[Start of ENTRIES PROVIDED]

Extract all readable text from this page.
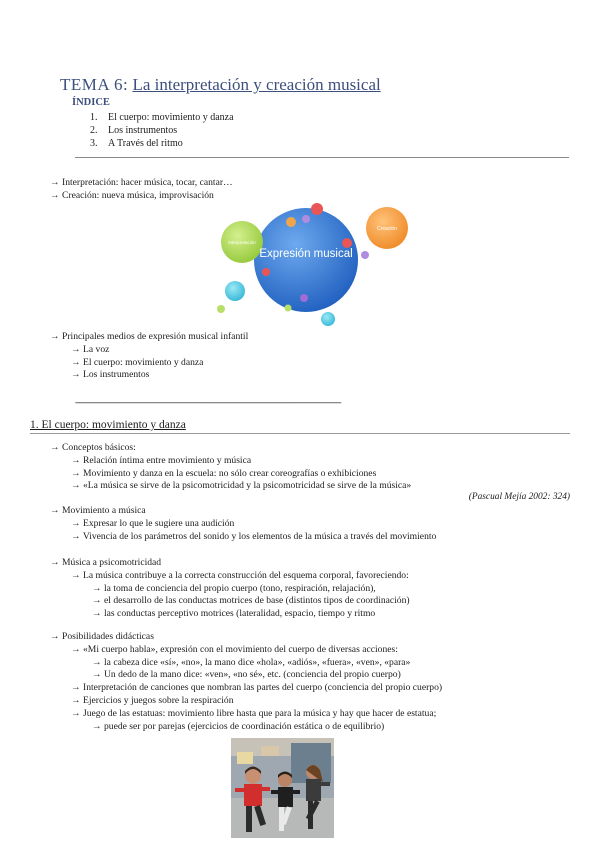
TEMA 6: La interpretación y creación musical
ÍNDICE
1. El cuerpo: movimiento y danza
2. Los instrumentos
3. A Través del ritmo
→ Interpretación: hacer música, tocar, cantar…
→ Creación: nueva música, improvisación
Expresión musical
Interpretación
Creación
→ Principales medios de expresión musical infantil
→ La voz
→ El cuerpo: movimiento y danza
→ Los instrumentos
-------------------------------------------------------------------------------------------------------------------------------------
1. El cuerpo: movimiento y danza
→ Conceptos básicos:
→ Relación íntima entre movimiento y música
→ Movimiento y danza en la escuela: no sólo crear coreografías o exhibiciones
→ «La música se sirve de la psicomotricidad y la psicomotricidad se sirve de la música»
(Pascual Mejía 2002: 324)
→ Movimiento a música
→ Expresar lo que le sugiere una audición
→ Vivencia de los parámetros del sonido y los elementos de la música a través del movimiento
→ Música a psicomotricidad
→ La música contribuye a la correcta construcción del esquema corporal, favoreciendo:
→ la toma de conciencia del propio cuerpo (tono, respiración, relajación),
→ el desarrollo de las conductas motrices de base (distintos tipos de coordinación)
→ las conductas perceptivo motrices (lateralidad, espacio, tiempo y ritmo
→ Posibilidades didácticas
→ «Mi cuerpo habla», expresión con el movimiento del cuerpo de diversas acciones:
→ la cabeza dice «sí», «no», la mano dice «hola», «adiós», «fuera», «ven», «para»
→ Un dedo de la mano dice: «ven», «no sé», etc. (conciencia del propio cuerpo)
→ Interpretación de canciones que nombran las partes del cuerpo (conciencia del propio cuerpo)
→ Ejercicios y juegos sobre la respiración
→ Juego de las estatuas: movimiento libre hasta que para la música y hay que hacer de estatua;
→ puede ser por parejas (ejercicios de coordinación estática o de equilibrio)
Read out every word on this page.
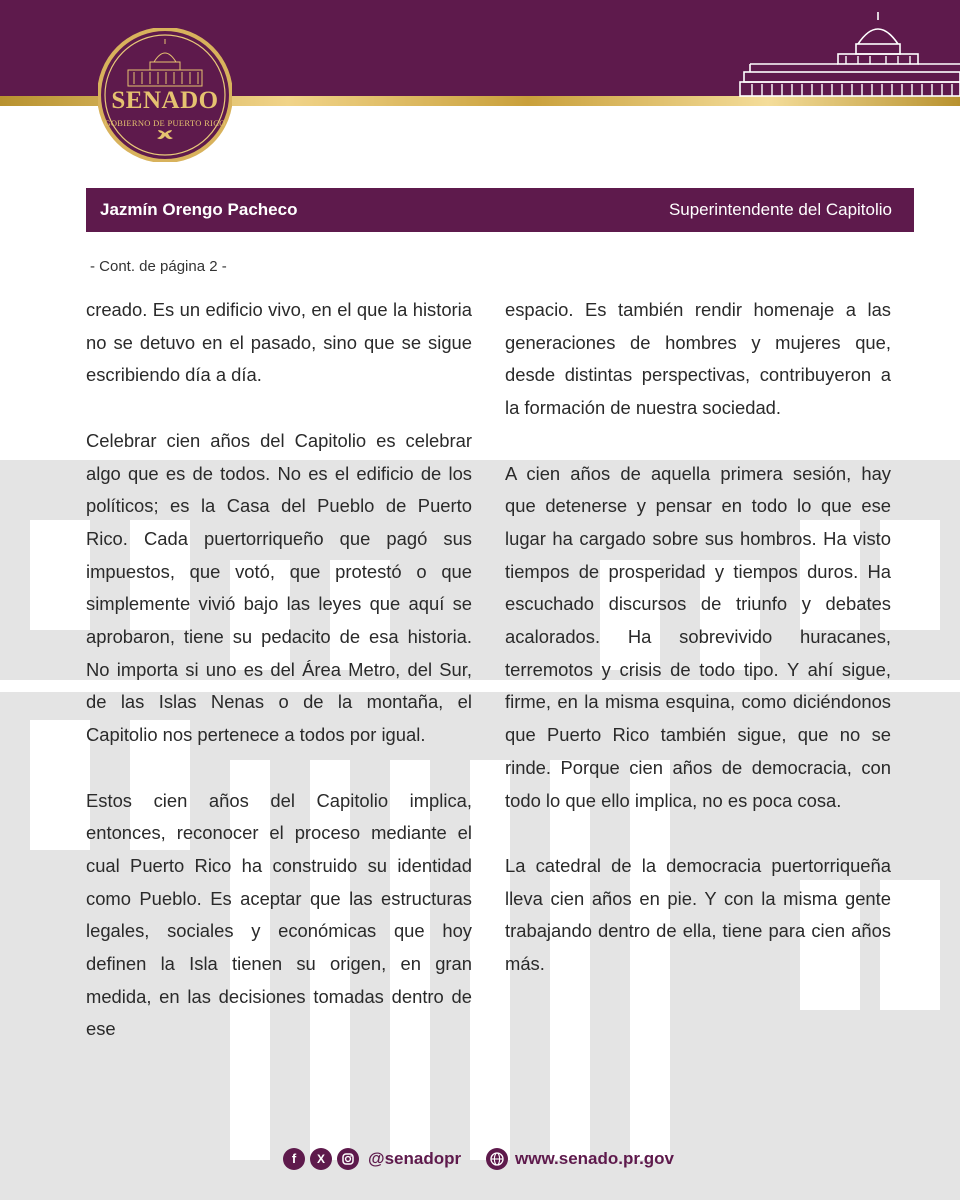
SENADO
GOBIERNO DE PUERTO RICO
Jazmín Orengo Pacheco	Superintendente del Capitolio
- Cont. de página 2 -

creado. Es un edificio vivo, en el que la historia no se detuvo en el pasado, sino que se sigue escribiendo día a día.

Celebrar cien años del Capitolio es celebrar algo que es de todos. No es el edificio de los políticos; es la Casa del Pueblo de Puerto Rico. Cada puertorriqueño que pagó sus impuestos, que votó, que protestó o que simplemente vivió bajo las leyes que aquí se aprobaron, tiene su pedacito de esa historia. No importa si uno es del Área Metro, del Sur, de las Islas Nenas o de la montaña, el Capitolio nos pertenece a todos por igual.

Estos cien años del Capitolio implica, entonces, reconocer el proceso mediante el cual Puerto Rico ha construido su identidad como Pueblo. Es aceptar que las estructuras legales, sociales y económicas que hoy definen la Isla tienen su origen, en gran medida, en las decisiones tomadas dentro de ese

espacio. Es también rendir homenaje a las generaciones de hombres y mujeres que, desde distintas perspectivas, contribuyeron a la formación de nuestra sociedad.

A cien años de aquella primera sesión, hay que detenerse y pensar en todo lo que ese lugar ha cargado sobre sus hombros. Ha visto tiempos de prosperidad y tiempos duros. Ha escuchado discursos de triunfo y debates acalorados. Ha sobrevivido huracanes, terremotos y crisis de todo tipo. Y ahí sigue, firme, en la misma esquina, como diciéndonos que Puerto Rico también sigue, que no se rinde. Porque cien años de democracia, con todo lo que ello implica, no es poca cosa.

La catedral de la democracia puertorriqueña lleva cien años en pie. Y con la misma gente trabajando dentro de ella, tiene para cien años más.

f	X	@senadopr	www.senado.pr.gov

[End of ENTRIES PROVIDED]
[Start of ENTRIES PROVIDED]

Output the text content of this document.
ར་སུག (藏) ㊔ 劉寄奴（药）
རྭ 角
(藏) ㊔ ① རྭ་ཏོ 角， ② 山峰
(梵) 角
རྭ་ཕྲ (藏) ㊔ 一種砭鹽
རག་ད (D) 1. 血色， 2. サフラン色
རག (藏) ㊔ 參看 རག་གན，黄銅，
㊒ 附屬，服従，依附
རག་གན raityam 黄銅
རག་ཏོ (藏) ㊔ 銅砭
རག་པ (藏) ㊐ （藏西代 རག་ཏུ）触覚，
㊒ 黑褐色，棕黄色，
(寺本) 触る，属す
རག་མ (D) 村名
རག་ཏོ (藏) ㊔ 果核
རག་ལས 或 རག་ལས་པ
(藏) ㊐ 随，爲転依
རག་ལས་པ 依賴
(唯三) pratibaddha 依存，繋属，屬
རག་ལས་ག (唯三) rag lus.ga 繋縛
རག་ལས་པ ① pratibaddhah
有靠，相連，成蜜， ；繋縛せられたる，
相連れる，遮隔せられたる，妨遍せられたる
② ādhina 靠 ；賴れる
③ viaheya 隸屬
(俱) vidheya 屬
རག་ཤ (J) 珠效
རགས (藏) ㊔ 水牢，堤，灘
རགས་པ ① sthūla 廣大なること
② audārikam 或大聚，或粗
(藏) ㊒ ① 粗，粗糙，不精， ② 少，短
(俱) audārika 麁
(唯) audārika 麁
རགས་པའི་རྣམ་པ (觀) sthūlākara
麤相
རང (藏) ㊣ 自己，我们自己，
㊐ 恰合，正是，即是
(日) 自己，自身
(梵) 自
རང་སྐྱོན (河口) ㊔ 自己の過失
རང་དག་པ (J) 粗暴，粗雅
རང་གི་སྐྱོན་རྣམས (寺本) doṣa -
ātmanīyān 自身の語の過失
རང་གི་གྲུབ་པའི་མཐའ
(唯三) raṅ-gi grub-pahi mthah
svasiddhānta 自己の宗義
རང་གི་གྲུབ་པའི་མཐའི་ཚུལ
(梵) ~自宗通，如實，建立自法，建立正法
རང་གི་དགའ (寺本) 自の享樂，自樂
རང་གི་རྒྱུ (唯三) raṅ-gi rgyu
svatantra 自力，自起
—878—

[End of ENTRIES PROVIDED]

**AIM**. Copy all lines from the data that hold the word "musical".

**RESULT**.
TEMA 6: La interpretación y creación musical
Expresión musical
→ Principales medios de expresión musical infantil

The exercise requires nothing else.